Your task is to transcribe the records exactly, skipping every image.

• Input material
-- Begin --
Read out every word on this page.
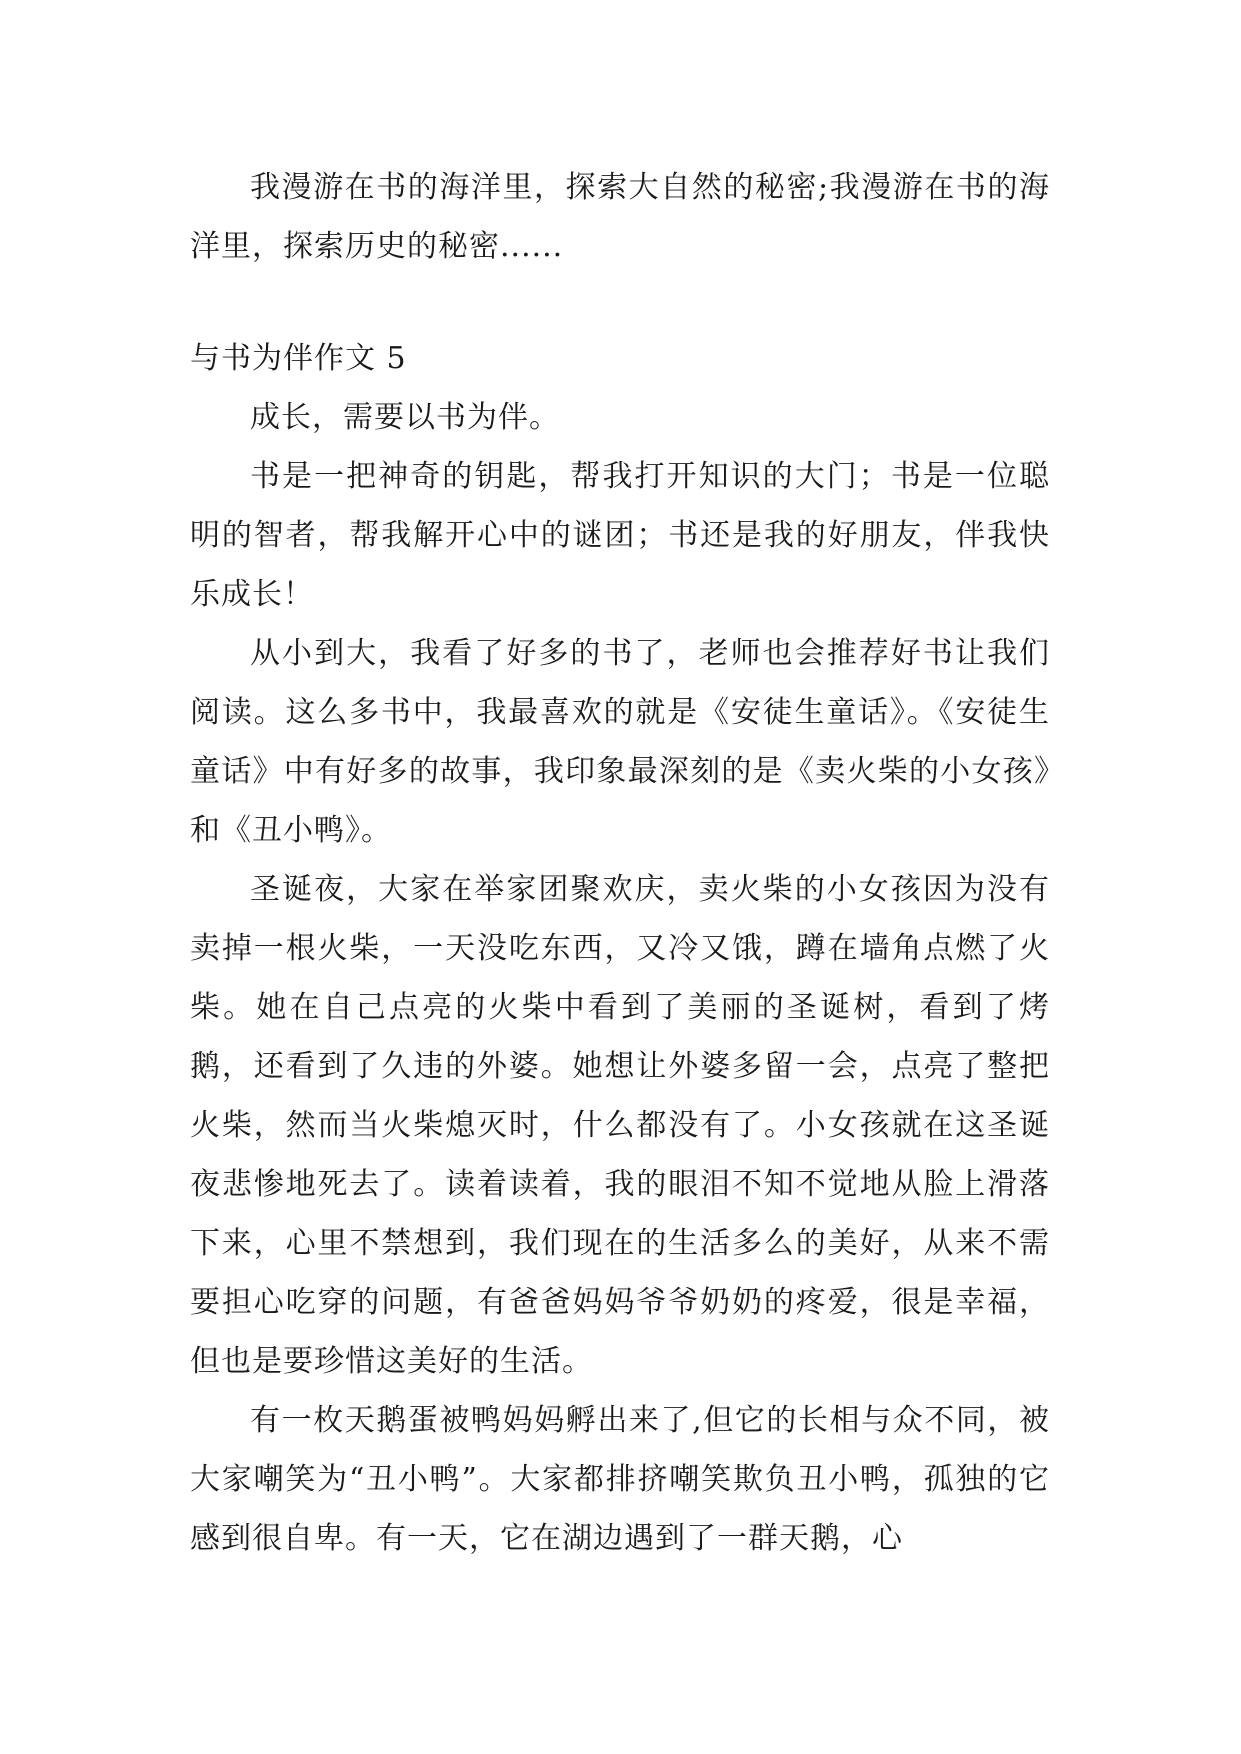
我漫游在书的海洋里，探索大自然的秘密;我漫游在书的海洋里，探索历史的秘密......

与书为伴作文 5

成长，需要以书为伴。

书是一把神奇的钥匙，帮我打开知识的大门；书是一位聪明的智者，帮我解开心中的谜团；书还是我的好朋友，伴我快乐成长！

从小到大，我看了好多的书了，老师也会推荐好书让我们阅读。这么多书中，我最喜欢的就是《安徒生童话》。《安徒生童话》中有好多的故事，我印象最深刻的是《卖火柴的小女孩》和《丑小鸭》。

圣诞夜，大家在举家团聚欢庆，卖火柴的小女孩因为没有卖掉一根火柴，一天没吃东西，又冷又饿，蹲在墙角点燃了火柴。她在自己点亮的火柴中看到了美丽的圣诞树，看到了烤鹅，还看到了久违的外婆。她想让外婆多留一会，点亮了整把火柴，然而当火柴熄灭时，什么都没有了。小女孩就在这圣诞夜悲惨地死去了。读着读着，我的眼泪不知不觉地从脸上滑落下来，心里不禁想到，我们现在的生活多么的美好，从来不需要担心吃穿的问题，有爸爸妈妈爷爷奶奶的疼爱，很是幸福，但也是要珍惜这美好的生活。

有一枚天鹅蛋被鸭妈妈孵出来了,但它的长相与众不同，被大家嘲笑为“丑小鸭”。大家都排挤嘲笑欺负丑小鸭，孤独的它感到很自卑。有一天，它在湖边遇到了一群天鹅，心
-- End --
• Exercise result
Read out every word on this page.
我漫游在书的海洋里，探索大自然的秘密;我漫游在书的海洋里，探索历史的秘密......

与书为伴作文 5

成长，需要以书为伴。

书是一把神奇的钥匙，帮我打开知识的大门；书是一位聪明的智者，帮我解开心中的谜团；书还是我的好朋友，伴我快乐成长！

从小到大，我看了好多的书了，老师也会推荐好书让我们阅读。这么多书中，我最喜欢的就是《安徒生童话》。《安徒生童话》中有好多的故事，我印象最深刻的是《卖火柴的小女孩》和《丑小鸭》。

圣诞夜，大家在举家团聚欢庆，卖火柴的小女孩因为没有卖掉一根火柴，一天没吃东西，又冷又饿，蹲在墙角点燃了火柴。她在自己点亮的火柴中看到了美丽的圣诞树，看到了烤鹅，还看到了久违的外婆。她想让外婆多留一会，点亮了整把火柴，然而当火柴熄灭时，什么都没有了。小女孩就在这圣诞夜悲惨地死去了。读着读着，我的眼泪不知不觉地从脸上滑落下来，心里不禁想到，我们现在的生活多么的美好，从来不需要担心吃穿的问题，有爸爸妈妈爷爷奶奶的疼爱，很是幸福，但也是要珍惜这美好的生活。

有一枚天鹅蛋被鸭妈妈孵出来了,但它的长相与众不同，被大家嘲笑为“丑小鸭”。大家都排挤嘲笑欺负丑小鸭，孤独的它感到很自卑。有一天，它在湖边遇到了一群天鹅，心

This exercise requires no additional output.